§ PASSAGE PROVIDED:
THE INVENTION AS THE EMBODIMENTS CONCEIVED AND DISCLOSED
But therein lies the problem: not everyone in patent law thinks about the statutory appearances of the invention in § 102, § 112, and more importantly § 271, as tied to the subject matter actually invented (i.e. conceived and disclosed). For some the invention is just a short-hand reference for whatever subject matter the applicant claims because “the claims … define the invention….” Innova/Pure Water, Inc. v. Safari Water Filtration Sys., Inc., 381 F.3d 1111, 1115 (Fed. Cir. 2004). The difference between these two views is critically important yet patent law has never confronted this confusion directly. In fact, ask yourself, how do you conceptually and practically define the ‘invention’ in 35 U.S.C.? I think some of our most pressing debates are fueled by talking past each other. We are often thinking differently about the invention without actually being aware of the disagreement.

§ RECORDED INFORMATION:
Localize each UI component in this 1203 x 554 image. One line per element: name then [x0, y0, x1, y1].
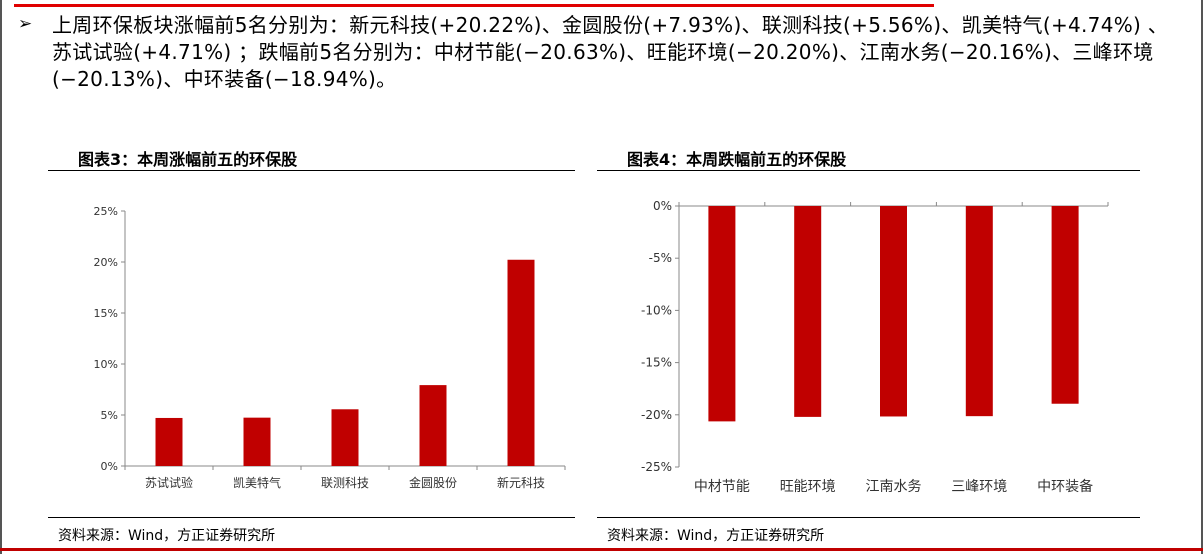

§ REQUIRED ACTIONS:
1) In the passage on defining the invention in patent law, translate this sentence into Spanish: "The difference between these two views is critically important yet patent law has never confronted this confusion directly."
2) Write a continuation of the passage on defining the invention in patent law, starting after its last sentence.

§ EXPECTED RESPONSES:
1) La diferencia entre estas dos visiones es de importancia crítica; sin embargo, el derecho de patentes nunca ha afrontado directamente esta confusión.

2)
The fight over the disclosure requirements evidenced in Ariad and Centocor is just one visible battle between these two world views. Another important flashpoint is claim interpretation. Just a month ago on Jan. 24 (as noted here on Patently-O) in IP Frontline, Hal Wegner described the ongoing problems with claim interpretation. Discussing Arlington Indus. v. Bridgeport Fittings he pointed to the “festering sore” in Federal Circuit jurisprudence over the proper conceptual relationship between the claims and the specification. He noted that “[u]ntil there is a final resolution of this debate there will never be clarity in claim construction at the Federal Circuit.” That festering sore is another important instance of this broader fight over the proper conceptual relationship between claims, the invention, and the specification. In a recent article, I further detail this controversy and its proper resolution. For those interested in that broader discussion see Oskar Liivak, Rescuing the Invention from the Cult of the Claim (http://ssrn.com/abstract=1769270).
I thank Kevin E. Collins and Jason Rantanen for very helpful and insightful comments.